> _Stored dataset items_:
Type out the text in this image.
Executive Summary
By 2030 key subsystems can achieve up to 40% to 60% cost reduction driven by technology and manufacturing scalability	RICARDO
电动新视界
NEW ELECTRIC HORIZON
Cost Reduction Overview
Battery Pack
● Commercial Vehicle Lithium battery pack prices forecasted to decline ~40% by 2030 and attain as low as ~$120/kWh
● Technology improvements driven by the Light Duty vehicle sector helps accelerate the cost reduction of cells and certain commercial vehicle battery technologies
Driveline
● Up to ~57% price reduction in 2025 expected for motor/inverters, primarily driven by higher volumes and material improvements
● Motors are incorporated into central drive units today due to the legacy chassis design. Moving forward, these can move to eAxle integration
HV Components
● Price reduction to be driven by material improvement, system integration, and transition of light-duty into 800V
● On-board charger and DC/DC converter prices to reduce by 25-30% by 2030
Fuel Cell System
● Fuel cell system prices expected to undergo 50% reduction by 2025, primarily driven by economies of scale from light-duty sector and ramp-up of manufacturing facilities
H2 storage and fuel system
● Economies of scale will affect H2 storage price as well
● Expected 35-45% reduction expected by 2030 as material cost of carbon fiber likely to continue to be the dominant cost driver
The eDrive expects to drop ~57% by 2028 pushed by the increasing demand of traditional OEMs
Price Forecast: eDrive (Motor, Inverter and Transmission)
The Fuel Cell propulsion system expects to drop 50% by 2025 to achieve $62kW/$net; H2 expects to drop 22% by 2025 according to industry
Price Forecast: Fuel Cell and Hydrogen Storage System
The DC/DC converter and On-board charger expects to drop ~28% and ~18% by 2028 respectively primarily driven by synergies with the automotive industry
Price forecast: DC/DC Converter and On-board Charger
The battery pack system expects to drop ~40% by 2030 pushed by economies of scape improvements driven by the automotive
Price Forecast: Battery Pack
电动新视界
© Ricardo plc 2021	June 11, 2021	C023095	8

> _Problem to solve_:
Which lines of the records contain "achieve"? Show each of them.

> _The answer_:
By 2030 key subsystems can achieve up to 40% to 60% cost reduction driven by technology and manufacturing scalability	RICARDO
The Fuel Cell propulsion system expects to drop 50% by 2025 to achieve $62kW/$net; H2 expects to drop 22% by 2025 according to industry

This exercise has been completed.